§ Aim
Locate the lines that hold the string "month". Copy every such line.

:: Dataset extract

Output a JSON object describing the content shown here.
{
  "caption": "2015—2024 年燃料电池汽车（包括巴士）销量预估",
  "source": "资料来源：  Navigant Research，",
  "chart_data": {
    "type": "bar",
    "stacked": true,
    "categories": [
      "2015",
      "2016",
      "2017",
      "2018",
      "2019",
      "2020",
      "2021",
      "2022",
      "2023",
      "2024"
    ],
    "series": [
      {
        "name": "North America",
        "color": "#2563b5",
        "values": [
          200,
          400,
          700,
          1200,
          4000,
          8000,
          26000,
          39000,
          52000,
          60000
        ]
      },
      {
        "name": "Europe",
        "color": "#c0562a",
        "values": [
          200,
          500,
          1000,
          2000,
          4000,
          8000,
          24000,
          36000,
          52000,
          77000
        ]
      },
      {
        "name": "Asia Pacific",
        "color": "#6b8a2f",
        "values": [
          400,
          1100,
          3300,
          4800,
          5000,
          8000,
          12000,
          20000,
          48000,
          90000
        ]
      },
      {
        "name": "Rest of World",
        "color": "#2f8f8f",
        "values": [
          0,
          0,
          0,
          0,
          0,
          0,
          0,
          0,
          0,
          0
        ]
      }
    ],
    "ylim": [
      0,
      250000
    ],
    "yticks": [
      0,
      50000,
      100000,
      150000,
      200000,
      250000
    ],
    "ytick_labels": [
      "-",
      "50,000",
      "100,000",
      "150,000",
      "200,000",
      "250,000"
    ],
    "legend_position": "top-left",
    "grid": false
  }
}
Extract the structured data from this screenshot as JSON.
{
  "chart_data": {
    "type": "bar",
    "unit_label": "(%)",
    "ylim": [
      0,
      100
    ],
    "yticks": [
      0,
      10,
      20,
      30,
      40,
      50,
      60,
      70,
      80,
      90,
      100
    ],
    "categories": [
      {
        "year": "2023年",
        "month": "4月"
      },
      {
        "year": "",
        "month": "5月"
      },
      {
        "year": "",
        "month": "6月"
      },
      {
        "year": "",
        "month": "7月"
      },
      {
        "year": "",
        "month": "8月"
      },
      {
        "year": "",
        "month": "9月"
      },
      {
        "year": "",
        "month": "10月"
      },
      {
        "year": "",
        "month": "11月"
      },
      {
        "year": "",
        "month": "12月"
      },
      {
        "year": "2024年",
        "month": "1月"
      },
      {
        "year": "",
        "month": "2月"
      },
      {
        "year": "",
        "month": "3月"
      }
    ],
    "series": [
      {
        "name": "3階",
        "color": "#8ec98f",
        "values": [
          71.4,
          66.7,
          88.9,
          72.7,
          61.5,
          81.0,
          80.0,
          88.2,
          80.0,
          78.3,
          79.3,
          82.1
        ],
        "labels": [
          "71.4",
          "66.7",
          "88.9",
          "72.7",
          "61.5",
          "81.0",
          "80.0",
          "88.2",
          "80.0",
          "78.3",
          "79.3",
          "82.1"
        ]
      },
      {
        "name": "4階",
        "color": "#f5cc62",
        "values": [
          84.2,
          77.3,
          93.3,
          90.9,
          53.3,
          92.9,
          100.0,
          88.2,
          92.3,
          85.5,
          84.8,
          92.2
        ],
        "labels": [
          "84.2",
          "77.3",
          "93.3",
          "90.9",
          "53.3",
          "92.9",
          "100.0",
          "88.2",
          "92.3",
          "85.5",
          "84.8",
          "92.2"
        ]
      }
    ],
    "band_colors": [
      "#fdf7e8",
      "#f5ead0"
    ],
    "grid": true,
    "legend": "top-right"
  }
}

::::

§ Expected output
        "month": "4月"
        "month": "5月"
        "month": "6月"
        "month": "7月"
        "month": "8月"
        "month": "9月"
        "month": "10月"
        "month": "11月"
        "month": "12月"
        "month": "1月"
        "month": "2月"
        "month": "3月"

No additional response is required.